• **WHAT IS NEEDED**
Would you restate all the data that follows, word for word?

• **ENTRIES SHOWN**
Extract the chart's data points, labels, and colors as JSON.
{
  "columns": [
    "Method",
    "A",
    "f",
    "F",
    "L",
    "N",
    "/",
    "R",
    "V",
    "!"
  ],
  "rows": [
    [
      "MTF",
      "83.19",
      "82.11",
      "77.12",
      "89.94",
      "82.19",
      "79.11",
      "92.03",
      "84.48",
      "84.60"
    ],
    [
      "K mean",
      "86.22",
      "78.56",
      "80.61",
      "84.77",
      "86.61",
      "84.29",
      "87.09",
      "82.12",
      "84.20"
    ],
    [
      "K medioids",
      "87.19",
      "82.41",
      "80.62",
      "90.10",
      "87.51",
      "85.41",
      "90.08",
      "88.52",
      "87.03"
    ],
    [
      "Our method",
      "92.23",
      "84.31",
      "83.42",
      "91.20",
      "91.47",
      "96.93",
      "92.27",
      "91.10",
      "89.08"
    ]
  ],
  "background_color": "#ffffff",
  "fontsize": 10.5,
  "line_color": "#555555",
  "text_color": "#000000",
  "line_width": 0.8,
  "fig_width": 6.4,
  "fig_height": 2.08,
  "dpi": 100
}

• **ANSWER BELOW**
Extract the chart's data points, labels, and colors as JSON.
{
  "columns": [
    "Method",
    "A",
    "f",
    "F",
    "L",
    "N",
    "/",
    "R",
    "V",
    "!"
  ],
  "rows": [
    [
      "MTF",
      "83.19",
      "82.11",
      "77.12",
      "89.94",
      "82.19",
      "79.11",
      "92.03",
      "84.48",
      "84.60"
    ],
    [
      "K mean",
      "86.22",
      "78.56",
      "80.61",
      "84.77",
      "86.61",
      "84.29",
      "87.09",
      "82.12",
      "84.20"
    ],
    [
      "K medioids",
      "87.19",
      "82.41",
      "80.62",
      "90.10",
      "87.51",
      "85.41",
      "90.08",
      "88.52",
      "87.03"
    ],
    [
      "Our method",
      "92.23",
      "84.31",
      "83.42",
      "91.20",
      "91.47",
      "96.93",
      "92.27",
      "91.10",
      "89.08"
    ]
  ],
  "background_color": "#ffffff",
  "fontsize": 10.5,
  "line_color": "#555555",
  "text_color": "#000000",
  "line_width": 0.8,
  "fig_width": 6.4,
  "fig_height": 2.08,
  "dpi": 100
}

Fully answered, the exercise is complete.